### What to produce
Output the records below verbatim, minus the pictures.

Records from a collection of figures:
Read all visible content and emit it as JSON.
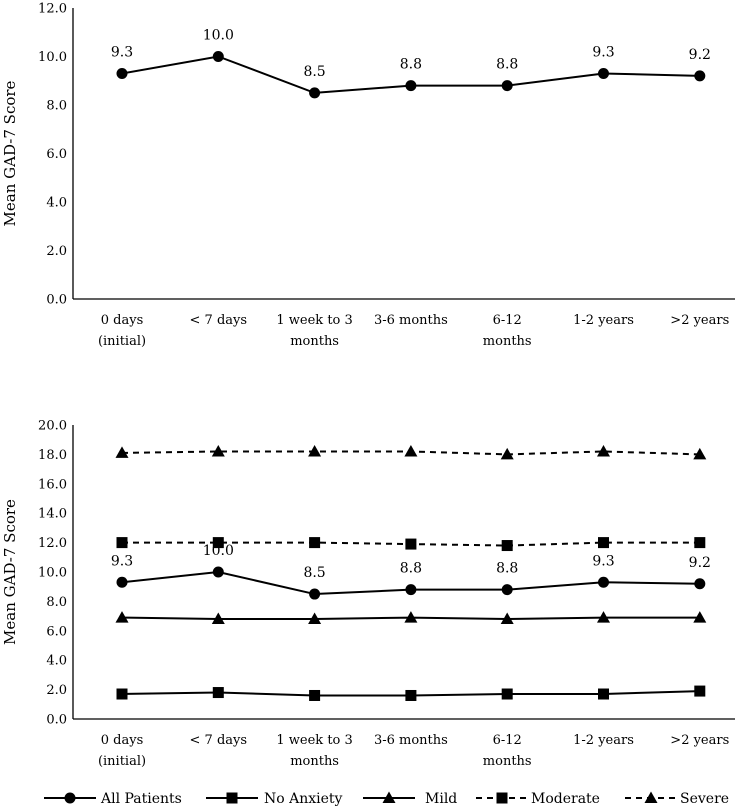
{
  "chart_data": [
    {
      "type": "line",
      "title": "",
      "xlabel": "",
      "ylabel": "Mean GAD-7 Score",
      "ylim": [
        0,
        12
      ],
      "yticks": [
        "0.0",
        "2.0",
        "4.0",
        "6.0",
        "8.0",
        "10.0",
        "12.0"
      ],
      "categories": [
        [
          "0 days",
          "(initial)"
        ],
        [
          "< 7 days"
        ],
        [
          "1 week to 3",
          "months"
        ],
        [
          "3-6 months"
        ],
        [
          "6-12",
          "months"
        ],
        [
          "1-2 years"
        ],
        [
          ">2 years"
        ]
      ],
      "grid": false,
      "series": [
        {
          "name": "All Patients",
          "values": [
            9.3,
            10.0,
            8.5,
            8.8,
            8.8,
            9.3,
            9.2
          ],
          "data_labels": [
            "9.3",
            "10.0",
            "8.5",
            "8.8",
            "8.8",
            "9.3",
            "9.2"
          ],
          "marker": "circle",
          "dashed": false
        }
      ]
    },
    {
      "type": "line",
      "title": "",
      "xlabel": "",
      "ylabel": "Mean GAD-7 Score",
      "ylim": [
        0,
        20
      ],
      "yticks": [
        "0.0",
        "2.0",
        "4.0",
        "6.0",
        "8.0",
        "10.0",
        "12.0",
        "14.0",
        "16.0",
        "18.0",
        "20.0"
      ],
      "categories": [
        [
          "0 days",
          "(initial)"
        ],
        [
          "< 7 days"
        ],
        [
          "1 week to 3",
          "months"
        ],
        [
          "3-6 months"
        ],
        [
          "6-12",
          "months"
        ],
        [
          "1-2 years"
        ],
        [
          ">2 years"
        ]
      ],
      "grid": false,
      "legend": "bottom",
      "series": [
        {
          "name": "All Patients",
          "values": [
            9.3,
            10.0,
            8.5,
            8.8,
            8.8,
            9.3,
            9.2
          ],
          "data_labels": [
            "9.3",
            "10.0",
            "8.5",
            "8.8",
            "8.8",
            "9.3",
            "9.2"
          ],
          "marker": "circle",
          "dashed": false
        },
        {
          "name": "No Anxiety",
          "values": [
            1.7,
            1.8,
            1.6,
            1.6,
            1.7,
            1.7,
            1.9
          ],
          "marker": "square",
          "dashed": false
        },
        {
          "name": "Mild",
          "values": [
            6.9,
            6.8,
            6.8,
            6.9,
            6.8,
            6.9,
            6.9
          ],
          "marker": "triangle",
          "dashed": false
        },
        {
          "name": "Moderate",
          "values": [
            12.0,
            12.0,
            12.0,
            11.9,
            11.8,
            12.0,
            12.0
          ],
          "marker": "square",
          "dashed": true
        },
        {
          "name": "Severe",
          "values": [
            18.1,
            18.2,
            18.2,
            18.2,
            18.0,
            18.2,
            18.0
          ],
          "marker": "triangle",
          "dashed": true
        }
      ]
    }
  ]
}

### Exercise solution
Read all visible content and emit it as JSON.
{
  "chart_data": [
    {
      "type": "line",
      "title": "",
      "xlabel": "",
      "ylabel": "Mean GAD-7 Score",
      "ylim": [
        0,
        12
      ],
      "yticks": [
        "0.0",
        "2.0",
        "4.0",
        "6.0",
        "8.0",
        "10.0",
        "12.0"
      ],
      "categories": [
        [
          "0 days",
          "(initial)"
        ],
        [
          "< 7 days"
        ],
        [
          "1 week to 3",
          "months"
        ],
        [
          "3-6 months"
        ],
        [
          "6-12",
          "months"
        ],
        [
          "1-2 years"
        ],
        [
          ">2 years"
        ]
      ],
      "grid": false,
      "series": [
        {
          "name": "All Patients",
          "values": [
            9.3,
            10.0,
            8.5,
            8.8,
            8.8,
            9.3,
            9.2
          ],
          "data_labels": [
            "9.3",
            "10.0",
            "8.5",
            "8.8",
            "8.8",
            "9.3",
            "9.2"
          ],
          "marker": "circle",
          "dashed": false
        }
      ]
    },
    {
      "type": "line",
      "title": "",
      "xlabel": "",
      "ylabel": "Mean GAD-7 Score",
      "ylim": [
        0,
        20
      ],
      "yticks": [
        "0.0",
        "2.0",
        "4.0",
        "6.0",
        "8.0",
        "10.0",
        "12.0",
        "14.0",
        "16.0",
        "18.0",
        "20.0"
      ],
      "categories": [
        [
          "0 days",
          "(initial)"
        ],
        [
          "< 7 days"
        ],
        [
          "1 week to 3",
          "months"
        ],
        [
          "3-6 months"
        ],
        [
          "6-12",
          "months"
        ],
        [
          "1-2 years"
        ],
        [
          ">2 years"
        ]
      ],
      "grid": false,
      "legend": "bottom",
      "series": [
        {
          "name": "All Patients",
          "values": [
            9.3,
            10.0,
            8.5,
            8.8,
            8.8,
            9.3,
            9.2
          ],
          "data_labels": [
            "9.3",
            "10.0",
            "8.5",
            "8.8",
            "8.8",
            "9.3",
            "9.2"
          ],
          "marker": "circle",
          "dashed": false
        },
        {
          "name": "No Anxiety",
          "values": [
            1.7,
            1.8,
            1.6,
            1.6,
            1.7,
            1.7,
            1.9
          ],
          "marker": "square",
          "dashed": false
        },
        {
          "name": "Mild",
          "values": [
            6.9,
            6.8,
            6.8,
            6.9,
            6.8,
            6.9,
            6.9
          ],
          "marker": "triangle",
          "dashed": false
        },
        {
          "name": "Moderate",
          "values": [
            12.0,
            12.0,
            12.0,
            11.9,
            11.8,
            12.0,
            12.0
          ],
          "marker": "square",
          "dashed": true
        },
        {
          "name": "Severe",
          "values": [
            18.1,
            18.2,
            18.2,
            18.2,
            18.0,
            18.2,
            18.0
          ],
          "marker": "triangle",
          "dashed": true
        }
      ]
    }
  ]
}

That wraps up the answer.